§ **Data supplied**

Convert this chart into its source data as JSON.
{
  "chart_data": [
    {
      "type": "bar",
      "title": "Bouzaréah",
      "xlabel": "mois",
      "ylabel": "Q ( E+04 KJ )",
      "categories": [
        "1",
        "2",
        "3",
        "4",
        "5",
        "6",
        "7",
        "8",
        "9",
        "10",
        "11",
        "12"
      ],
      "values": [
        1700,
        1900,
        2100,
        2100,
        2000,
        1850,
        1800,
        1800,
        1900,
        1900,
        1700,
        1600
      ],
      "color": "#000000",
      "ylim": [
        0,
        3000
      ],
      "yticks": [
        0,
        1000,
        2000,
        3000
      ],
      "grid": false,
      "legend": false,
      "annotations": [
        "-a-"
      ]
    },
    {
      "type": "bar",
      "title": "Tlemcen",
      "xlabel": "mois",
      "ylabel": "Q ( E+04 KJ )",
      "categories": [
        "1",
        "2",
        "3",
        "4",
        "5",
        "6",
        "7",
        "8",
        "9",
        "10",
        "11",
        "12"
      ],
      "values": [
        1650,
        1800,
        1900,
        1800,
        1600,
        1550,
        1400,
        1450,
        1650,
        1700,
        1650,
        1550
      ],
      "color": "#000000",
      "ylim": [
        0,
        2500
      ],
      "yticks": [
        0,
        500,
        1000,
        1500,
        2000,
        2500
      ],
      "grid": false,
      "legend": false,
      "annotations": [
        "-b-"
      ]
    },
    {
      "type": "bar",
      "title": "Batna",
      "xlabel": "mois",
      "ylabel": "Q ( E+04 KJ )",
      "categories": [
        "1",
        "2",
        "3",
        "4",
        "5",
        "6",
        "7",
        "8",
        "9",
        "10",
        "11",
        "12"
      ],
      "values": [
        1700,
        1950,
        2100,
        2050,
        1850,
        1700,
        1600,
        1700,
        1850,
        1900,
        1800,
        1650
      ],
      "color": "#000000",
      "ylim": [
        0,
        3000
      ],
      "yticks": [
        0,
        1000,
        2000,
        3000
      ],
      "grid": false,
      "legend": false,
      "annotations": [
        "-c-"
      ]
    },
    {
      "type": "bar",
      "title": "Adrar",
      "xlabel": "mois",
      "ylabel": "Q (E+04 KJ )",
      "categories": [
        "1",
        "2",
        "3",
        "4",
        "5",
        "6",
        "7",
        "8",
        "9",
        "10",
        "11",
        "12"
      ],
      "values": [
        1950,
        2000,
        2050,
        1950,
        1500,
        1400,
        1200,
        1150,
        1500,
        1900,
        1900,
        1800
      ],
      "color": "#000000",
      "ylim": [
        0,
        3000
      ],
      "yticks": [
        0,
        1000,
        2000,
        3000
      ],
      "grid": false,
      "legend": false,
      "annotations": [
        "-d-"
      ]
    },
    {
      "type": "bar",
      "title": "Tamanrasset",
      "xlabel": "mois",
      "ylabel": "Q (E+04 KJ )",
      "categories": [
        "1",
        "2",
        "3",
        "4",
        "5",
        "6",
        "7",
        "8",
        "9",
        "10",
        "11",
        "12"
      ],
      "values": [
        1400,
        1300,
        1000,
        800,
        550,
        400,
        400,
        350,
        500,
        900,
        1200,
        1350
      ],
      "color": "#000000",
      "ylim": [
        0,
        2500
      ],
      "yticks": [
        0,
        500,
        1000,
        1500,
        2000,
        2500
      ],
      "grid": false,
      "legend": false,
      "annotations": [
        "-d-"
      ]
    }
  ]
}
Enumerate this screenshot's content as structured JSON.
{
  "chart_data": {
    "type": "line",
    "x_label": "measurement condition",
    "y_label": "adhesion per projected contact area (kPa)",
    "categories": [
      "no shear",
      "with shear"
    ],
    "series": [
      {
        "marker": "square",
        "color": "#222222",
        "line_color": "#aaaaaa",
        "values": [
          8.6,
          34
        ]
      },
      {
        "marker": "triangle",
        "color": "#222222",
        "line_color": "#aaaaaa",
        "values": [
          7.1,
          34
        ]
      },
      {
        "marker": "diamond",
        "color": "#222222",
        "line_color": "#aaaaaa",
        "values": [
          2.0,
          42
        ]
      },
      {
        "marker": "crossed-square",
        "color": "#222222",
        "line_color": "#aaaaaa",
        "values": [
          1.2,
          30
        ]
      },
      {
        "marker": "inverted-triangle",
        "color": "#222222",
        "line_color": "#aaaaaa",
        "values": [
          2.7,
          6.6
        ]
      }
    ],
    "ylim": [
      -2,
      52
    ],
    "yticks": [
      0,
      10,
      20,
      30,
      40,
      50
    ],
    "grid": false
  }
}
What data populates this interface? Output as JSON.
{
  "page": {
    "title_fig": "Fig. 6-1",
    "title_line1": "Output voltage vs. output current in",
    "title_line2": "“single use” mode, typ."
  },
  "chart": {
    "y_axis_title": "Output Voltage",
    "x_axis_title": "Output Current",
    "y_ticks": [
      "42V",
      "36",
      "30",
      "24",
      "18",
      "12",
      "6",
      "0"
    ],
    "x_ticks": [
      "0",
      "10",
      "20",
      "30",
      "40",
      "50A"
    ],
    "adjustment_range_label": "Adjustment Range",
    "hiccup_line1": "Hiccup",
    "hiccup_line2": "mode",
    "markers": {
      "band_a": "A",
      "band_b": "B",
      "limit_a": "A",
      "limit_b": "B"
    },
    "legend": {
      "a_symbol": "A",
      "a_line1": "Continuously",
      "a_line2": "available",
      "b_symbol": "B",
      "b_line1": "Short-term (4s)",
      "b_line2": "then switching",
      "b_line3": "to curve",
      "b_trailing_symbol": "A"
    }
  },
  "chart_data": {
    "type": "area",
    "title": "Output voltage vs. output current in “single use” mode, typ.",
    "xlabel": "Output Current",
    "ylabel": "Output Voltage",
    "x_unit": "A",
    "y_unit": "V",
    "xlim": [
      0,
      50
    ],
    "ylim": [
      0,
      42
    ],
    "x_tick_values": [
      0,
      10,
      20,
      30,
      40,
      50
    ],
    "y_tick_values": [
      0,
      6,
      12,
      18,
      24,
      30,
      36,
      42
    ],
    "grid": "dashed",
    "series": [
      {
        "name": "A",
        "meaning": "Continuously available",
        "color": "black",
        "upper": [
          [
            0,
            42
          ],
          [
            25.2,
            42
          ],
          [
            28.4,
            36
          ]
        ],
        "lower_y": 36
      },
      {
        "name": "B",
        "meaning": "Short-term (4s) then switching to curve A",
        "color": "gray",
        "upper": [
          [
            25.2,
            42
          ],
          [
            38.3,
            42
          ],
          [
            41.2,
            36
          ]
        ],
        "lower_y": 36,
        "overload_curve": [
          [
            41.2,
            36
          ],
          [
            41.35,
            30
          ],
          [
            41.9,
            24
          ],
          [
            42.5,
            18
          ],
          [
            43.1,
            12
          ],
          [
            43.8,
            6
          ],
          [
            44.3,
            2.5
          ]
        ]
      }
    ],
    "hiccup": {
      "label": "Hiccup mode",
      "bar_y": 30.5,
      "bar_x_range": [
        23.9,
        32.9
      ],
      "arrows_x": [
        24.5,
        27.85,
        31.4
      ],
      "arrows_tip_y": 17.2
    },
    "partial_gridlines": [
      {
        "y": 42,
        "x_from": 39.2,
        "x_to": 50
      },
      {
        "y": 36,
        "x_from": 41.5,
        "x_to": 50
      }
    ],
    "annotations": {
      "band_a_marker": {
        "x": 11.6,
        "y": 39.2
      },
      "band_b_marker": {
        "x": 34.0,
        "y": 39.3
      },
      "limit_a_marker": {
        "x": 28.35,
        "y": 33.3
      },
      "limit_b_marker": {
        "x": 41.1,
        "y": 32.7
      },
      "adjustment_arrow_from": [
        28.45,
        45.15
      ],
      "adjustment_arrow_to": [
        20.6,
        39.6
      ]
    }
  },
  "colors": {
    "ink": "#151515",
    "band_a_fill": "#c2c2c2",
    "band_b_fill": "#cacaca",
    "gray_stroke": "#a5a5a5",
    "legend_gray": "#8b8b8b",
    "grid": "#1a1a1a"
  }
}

§ **Objective**
Copy each line from the data above that includes "mode".

§ **Written reply**
    "title_line2": "“single use” mode, typ."
    "hiccup_line2": "mode",
    "title": "Output voltage vs. output current in “single use” mode, typ.",
      "label": "Hiccup mode",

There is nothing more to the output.